Exercise details
Arrange the lines of the records as a numbered list, leaving out blank lines, starting with the line that contains "value-label: 16882 [282,34,349,61]" and ending with the line that contains "value-label: 2480 [1142,756,1195,783]", both included.

Items from a data source:
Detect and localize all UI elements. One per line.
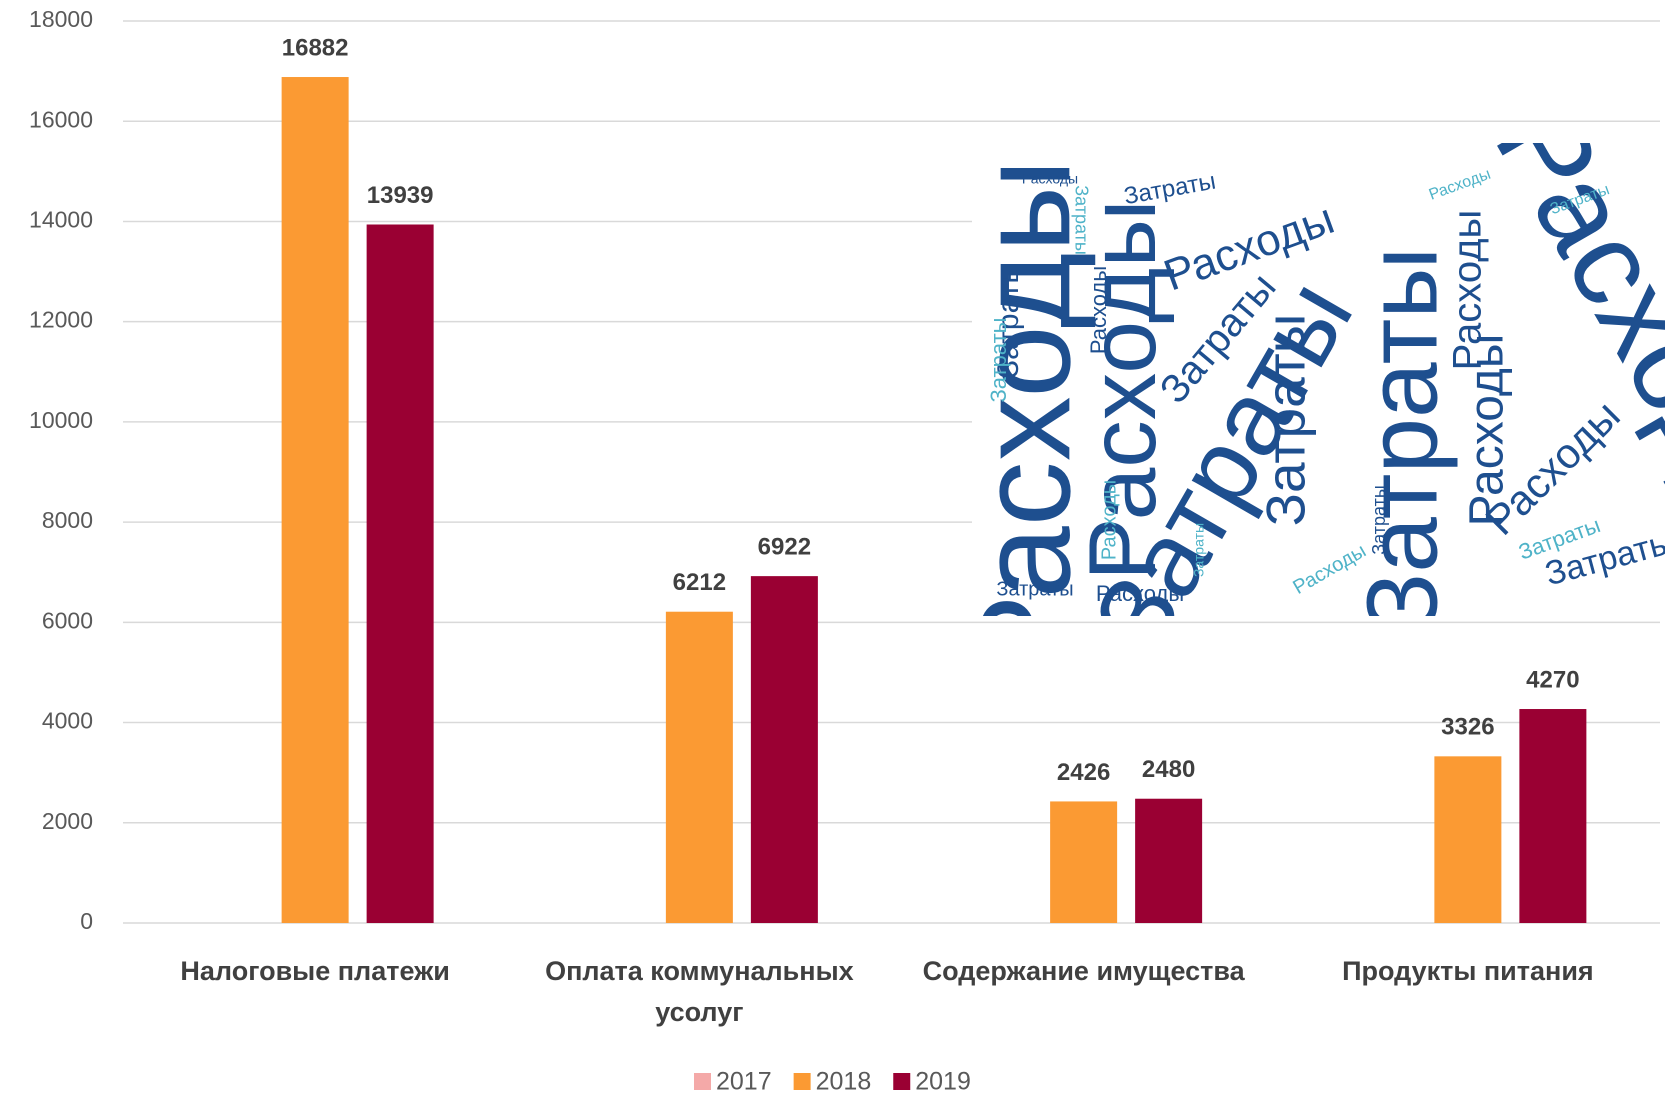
value-label: 16882 [282,34,349,61]
bar [281,77,349,923]
y-tick-label: 4000 [42,708,93,734]
x-tick-label: Налоговые платежи [180,956,449,986]
cloud-word: Затраты [986,318,1011,403]
word-cloud-image: РасходыРасходыЗатратыЗатратыРасходыРасхо… [951,143,1665,681]
bar [1050,801,1118,923]
value-label: 2480 [1142,756,1195,783]
y-tick-label: 18000 [29,6,93,32]
cloud-word: Расходы [1096,581,1184,606]
bar [1519,709,1587,923]
value-label: 4270 [1526,666,1579,693]
bar [1135,798,1203,923]
legend-label: 2018 [816,1068,872,1095]
cloud-word: Затраты [1071,185,1091,255]
legend-swatch [893,1073,911,1090]
legend-label: 2019 [915,1068,971,1095]
cloud-word: Затраты [1369,485,1389,555]
value-label: 6212 [673,569,726,596]
value-label: 13939 [367,182,434,209]
cloud-word: Расходы [1086,266,1111,354]
cloud-word: Затраты [992,262,1025,378]
bar [366,224,434,923]
y-tick-label: 14000 [29,207,93,233]
y-tick-label: 0 [80,908,93,934]
cloud-word: Расходы [1446,210,1490,371]
y-tick-label: 16000 [29,106,93,132]
legend-swatch [694,1073,711,1090]
x-tick-label: Продукты питания [1342,956,1594,986]
cloud-word: Расходы [951,159,1097,681]
x-tick-label: Оплата коммунальных усолуг [545,956,854,1027]
legend-swatch [793,1073,811,1090]
value-label: 3326 [1441,714,1494,741]
y-tick-label: 6000 [42,607,93,633]
y-tick-label: 10000 [29,407,93,433]
value-label: 6922 [758,533,811,560]
bar [1434,756,1502,923]
cloud-word: Расходы [1461,334,1514,527]
bar [750,576,818,923]
cloud-word: Затраты [1255,314,1317,526]
y-tick-label: 12000 [29,307,93,333]
cloud-word: Затраты [1346,247,1458,633]
value-label: 2426 [1057,759,1110,786]
word-cloud-background [972,143,1665,616]
bar [665,611,733,923]
cloud-word: Расходы [1098,480,1120,560]
y-tick-label: 8000 [42,507,93,533]
y-tick-label: 2000 [42,808,93,834]
cloud-word: Затраты [996,578,1073,600]
cloud-word: Расходы [1022,171,1078,187]
x-tick-label: Содержание имущества [923,956,1246,986]
cloud-word: Затраты [1191,523,1207,577]
legend-label: 2017 [716,1068,772,1095]
cloud-word: Расходы [1070,199,1176,580]
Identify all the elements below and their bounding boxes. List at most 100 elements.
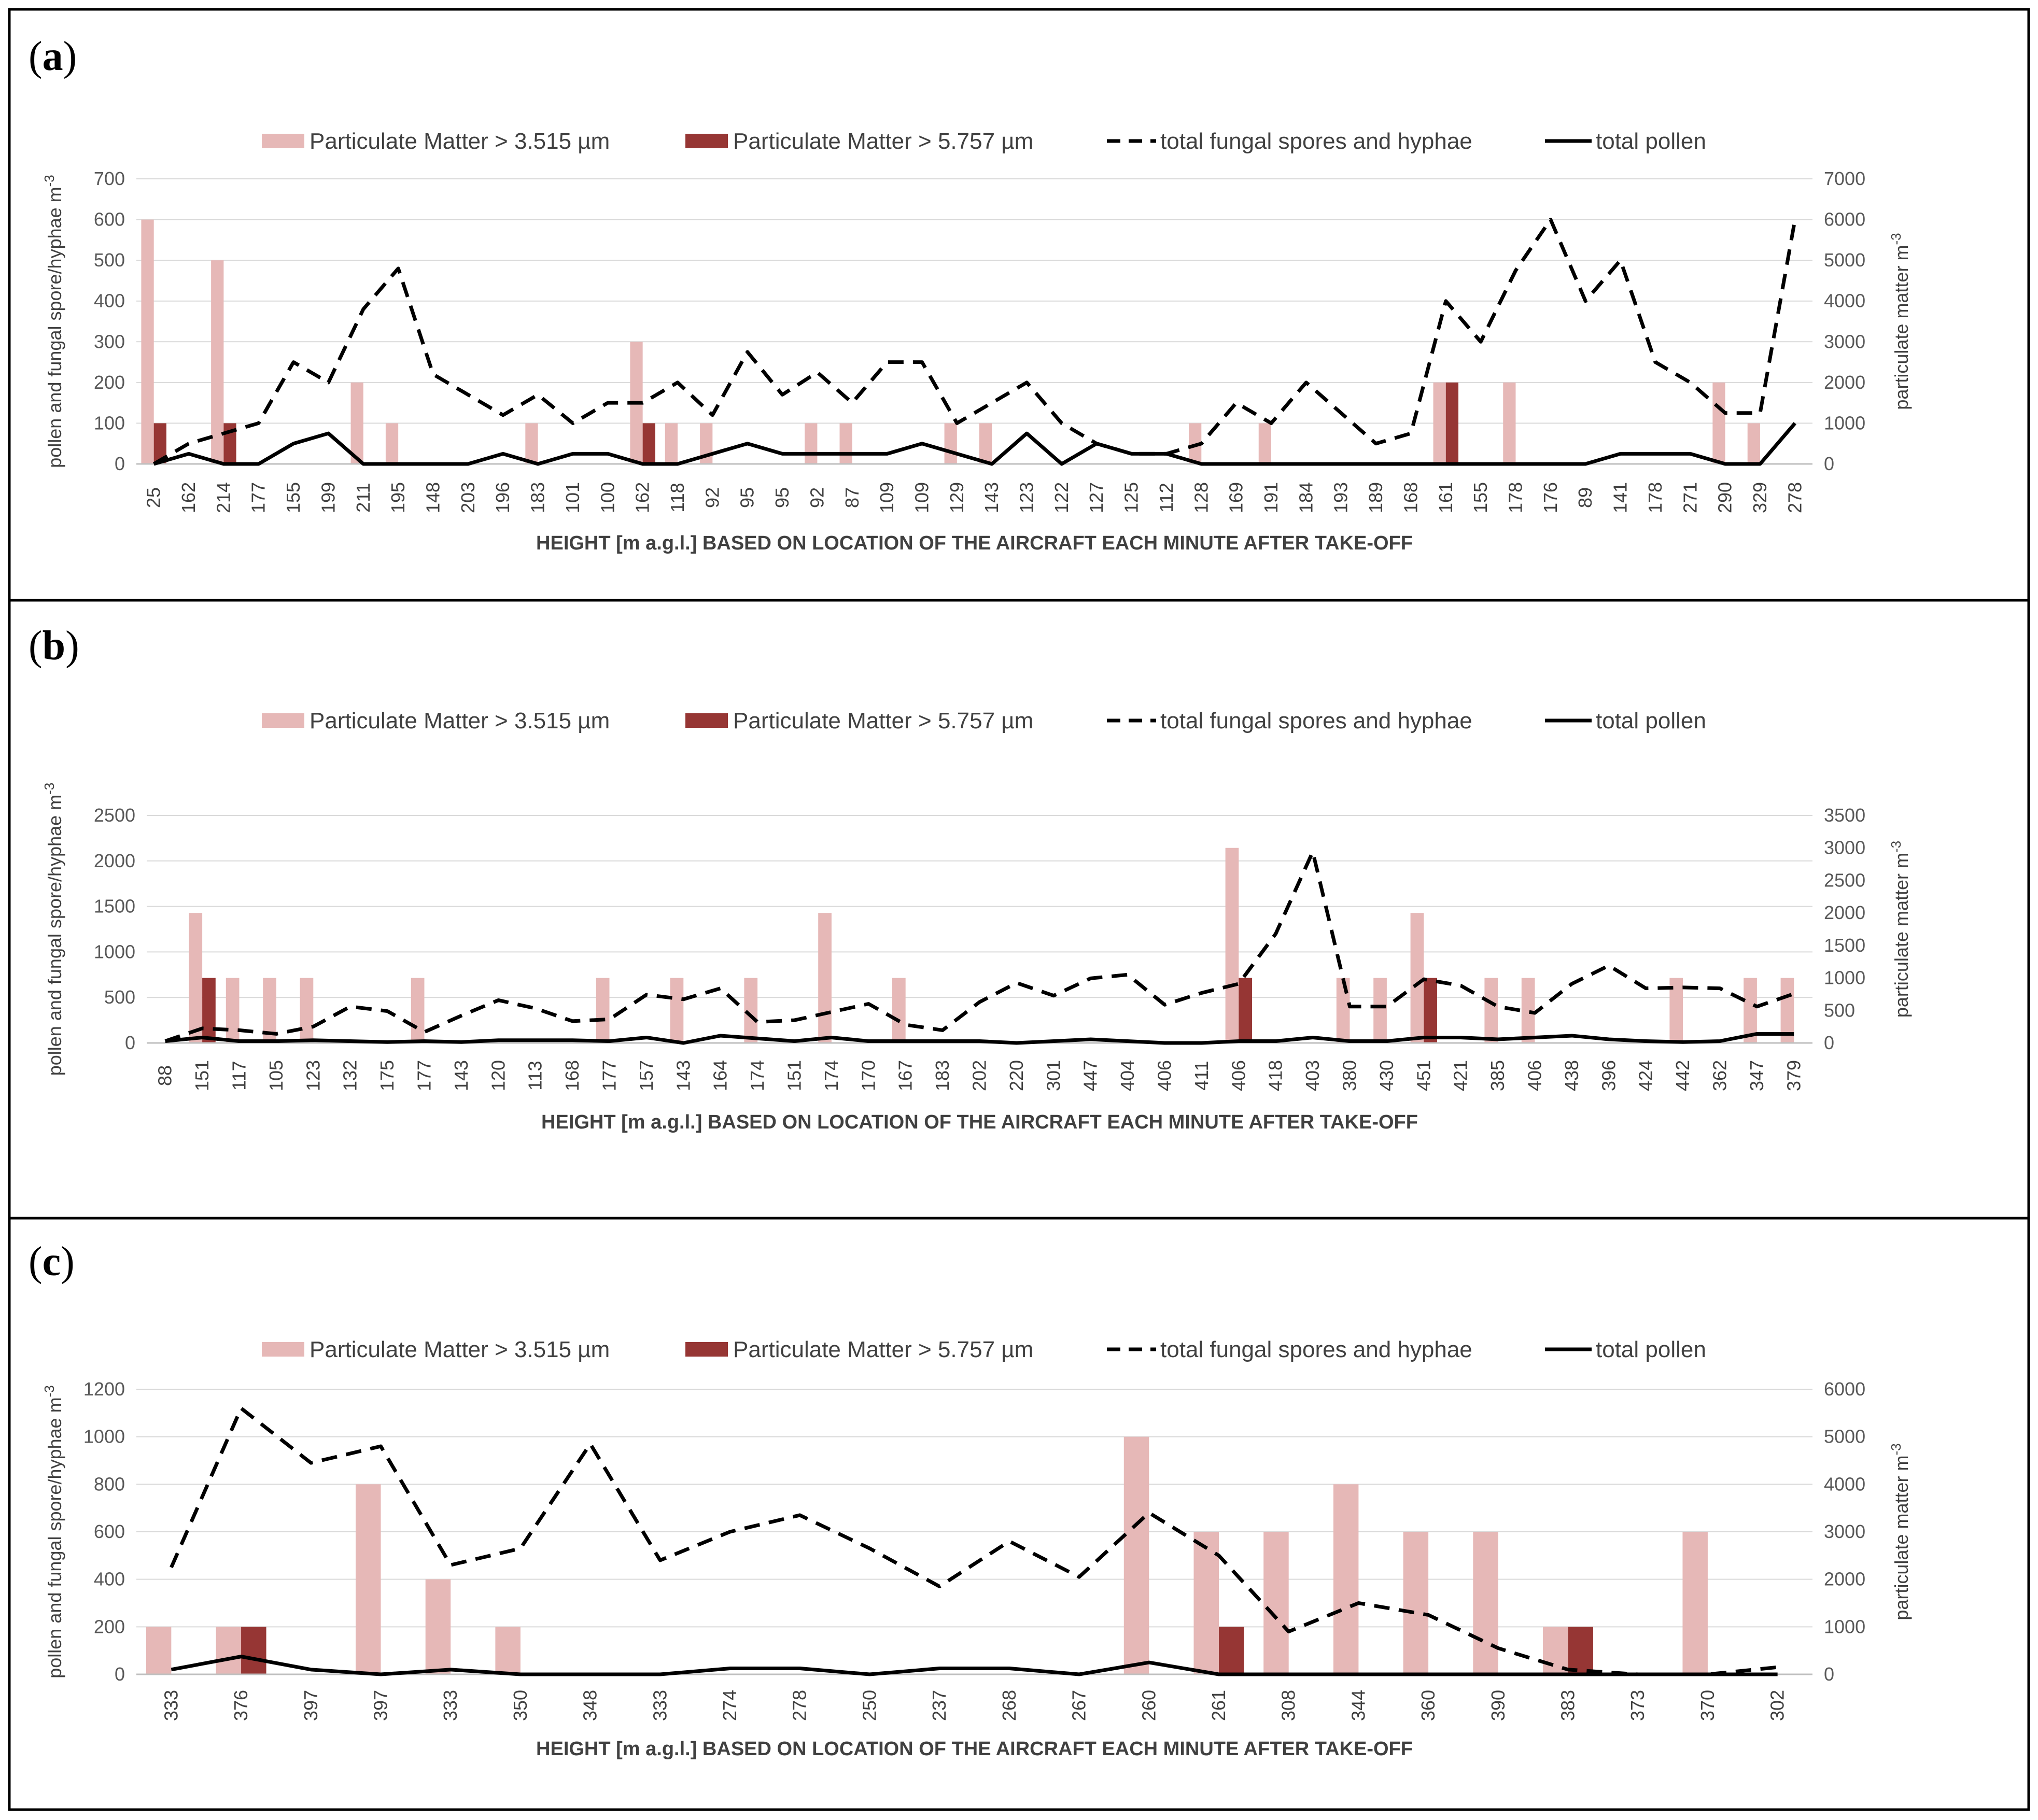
bar-pm-5757	[1568, 1627, 1594, 1674]
x-tick-label: 174	[821, 1060, 842, 1091]
y-right-tick-label: 3000	[1824, 837, 1865, 858]
bar-pm-3515	[596, 978, 610, 1043]
x-tick-label: 438	[1561, 1060, 1582, 1091]
x-tick-label: 411	[1191, 1061, 1212, 1090]
x-tick-label: 112	[1156, 483, 1177, 512]
x-tick-label: 250	[859, 1690, 880, 1721]
y-left-tick-label: 600	[94, 209, 125, 230]
x-tick-label: 308	[1278, 1690, 1299, 1721]
x-tick-label: 370	[1697, 1690, 1718, 1721]
x-tick-label: 95	[737, 487, 758, 508]
x-tick-label: 373	[1627, 1690, 1648, 1721]
x-tick-label: 268	[999, 1690, 1020, 1721]
x-tick-label: 261	[1208, 1690, 1229, 1721]
x-tick-label: 120	[487, 1060, 509, 1091]
bar-pm-3515	[1373, 978, 1387, 1043]
y-right-tick-label: 3000	[1824, 1521, 1865, 1542]
bar-pm-3515	[1744, 978, 1757, 1043]
chart-panel-c: (c) 0 200 400 600 800 1000 1200 0 1000 2000 3000 400…	[8, 1217, 2030, 1811]
x-tick-label: 113	[525, 1061, 546, 1090]
x-tick-label: 390	[1487, 1690, 1509, 1721]
x-tick-label: 178	[1645, 482, 1666, 513]
legend-label: total fungal spores and hyphae	[1160, 129, 1472, 154]
y-right-tick-label: 0	[1824, 1663, 1834, 1685]
x-tick-label: 167	[895, 1060, 916, 1091]
x-tick-label: 177	[599, 1060, 620, 1091]
bar-pm-3515	[1484, 978, 1498, 1043]
bar-pm-3515	[1403, 1532, 1429, 1674]
bar-pm-5757	[1424, 978, 1438, 1043]
bar-pm-3515	[211, 260, 224, 464]
legend: Particulate Matter > 3.515 µm Particulate…	[262, 129, 1706, 154]
x-tick-label: 127	[1086, 482, 1107, 513]
y-left-axis-title: pollen and fungal spore/hyphae m-3	[41, 1385, 65, 1678]
x-tick-label: 109	[876, 482, 897, 513]
x-tick-label: 157	[636, 1060, 657, 1091]
y-right-tick-label: 0	[1824, 1032, 1834, 1053]
x-tick-label: 202	[969, 1060, 990, 1091]
y-right-axis-title: particulate matter m-3	[1888, 841, 1912, 1018]
x-tick-label: 385	[1487, 1060, 1508, 1091]
bar-pm-5757	[241, 1627, 266, 1674]
line-total-pollen	[171, 1655, 1778, 1676]
x-tick-label: 175	[376, 1060, 398, 1091]
bar-pm-3515	[1123, 1436, 1149, 1674]
y-left-tick-label: 200	[94, 1616, 125, 1637]
x-tick-label: 95	[771, 487, 793, 508]
bar-pm-3515	[1433, 382, 1446, 464]
bar-pm-3515	[892, 978, 906, 1043]
x-tick-label: 267	[1069, 1690, 1090, 1721]
x-tick-label: 176	[1540, 482, 1561, 513]
x-tick-label: 177	[414, 1060, 435, 1091]
x-tick-label: 143	[451, 1060, 472, 1091]
x-tick-label: 260	[1138, 1690, 1159, 1721]
bar-pm-3515	[1336, 978, 1350, 1043]
x-tick-label: 344	[1347, 1690, 1369, 1721]
y-right-axis-title: particulate matter m-3	[1888, 233, 1912, 410]
y-right-tick-label: 3000	[1824, 331, 1865, 352]
legend-label: Particulate Matter > 5.757 µm	[733, 708, 1033, 733]
legend-swatch-pm-5757	[685, 134, 728, 148]
legend-label: total pollen	[1596, 1337, 1706, 1362]
x-tick-label: 178	[1505, 482, 1526, 513]
y-left-tick-label: 2500	[94, 805, 135, 826]
bar-pm-3515	[525, 423, 538, 464]
x-tick-label: 195	[387, 482, 409, 513]
legend-label: total pollen	[1596, 129, 1706, 154]
x-tick-label: 164	[710, 1060, 731, 1091]
bar-pm-3515	[1225, 848, 1239, 1043]
y-right-tick-label: 500	[1824, 999, 1855, 1021]
bar-pm-5757	[1218, 1627, 1244, 1674]
line-total-pollen	[165, 1032, 1794, 1045]
y-left-axis-title: pollen and fungal spore/hyphae m-3	[41, 783, 65, 1076]
bar-pm-3515	[1521, 978, 1535, 1043]
x-tick-label: 89	[1575, 487, 1596, 508]
legend-label: Particulate Matter > 3.515 µm	[310, 129, 610, 154]
x-tick-label: 290	[1714, 482, 1736, 513]
y-right-tick-label: 2000	[1824, 902, 1865, 923]
bar-pm-3515	[839, 423, 852, 464]
x-tick-label: 170	[858, 1060, 879, 1091]
bar-pm-3515	[1258, 423, 1272, 464]
x-tick-label: 168	[561, 1060, 583, 1091]
x-tick-label: 143	[672, 1060, 694, 1091]
y-left-tick-label: 1200	[83, 1378, 125, 1400]
y-left-axis-title: pollen and fungal spore/hyphae m-3	[41, 175, 65, 468]
bar-pm-5757	[1445, 382, 1459, 464]
x-tick-label: 397	[300, 1690, 321, 1721]
y-left-tick-label: 500	[94, 249, 125, 271]
x-tick-label: 129	[946, 482, 967, 513]
x-tick-label: 141	[1610, 482, 1631, 513]
bar-pm-3515	[1263, 1532, 1289, 1674]
bar-pm-3515	[1503, 382, 1516, 464]
bar-pm-3515	[1193, 1532, 1219, 1674]
panel-label: (a)	[29, 34, 77, 79]
x-tick-label: 174	[747, 1060, 768, 1091]
x-tick-label: 87	[841, 487, 863, 508]
x-tick-label: 347	[1746, 1060, 1767, 1091]
x-tick-label: 184	[1295, 482, 1316, 513]
bar-pm-3515	[411, 978, 425, 1043]
x-tick-label: 237	[929, 1690, 950, 1721]
x-tick-label: 196	[492, 482, 513, 513]
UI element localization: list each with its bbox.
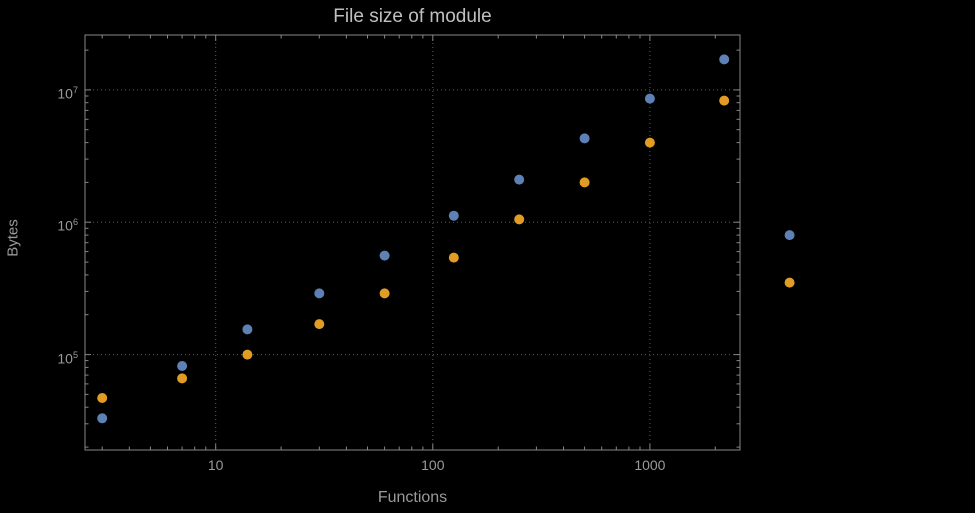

Response for this exercise
1. value-label: 16882 [282,34,349,61]
2. bar [281,77,349,923]
3. y-tick-label: 4000 [42,708,93,734]
4. x-tick-label: Налоговые платежи [180,956,449,986]
5. cloud-word: Затраты [986,318,1011,403]
6. word-cloud-image: РасходыРасходыЗатратыЗатратыРасходыРасхо… [951,143,1665,681]
7. bar [1050,801,1118,923]
8. value-label: 2480 [1142,756,1195,783]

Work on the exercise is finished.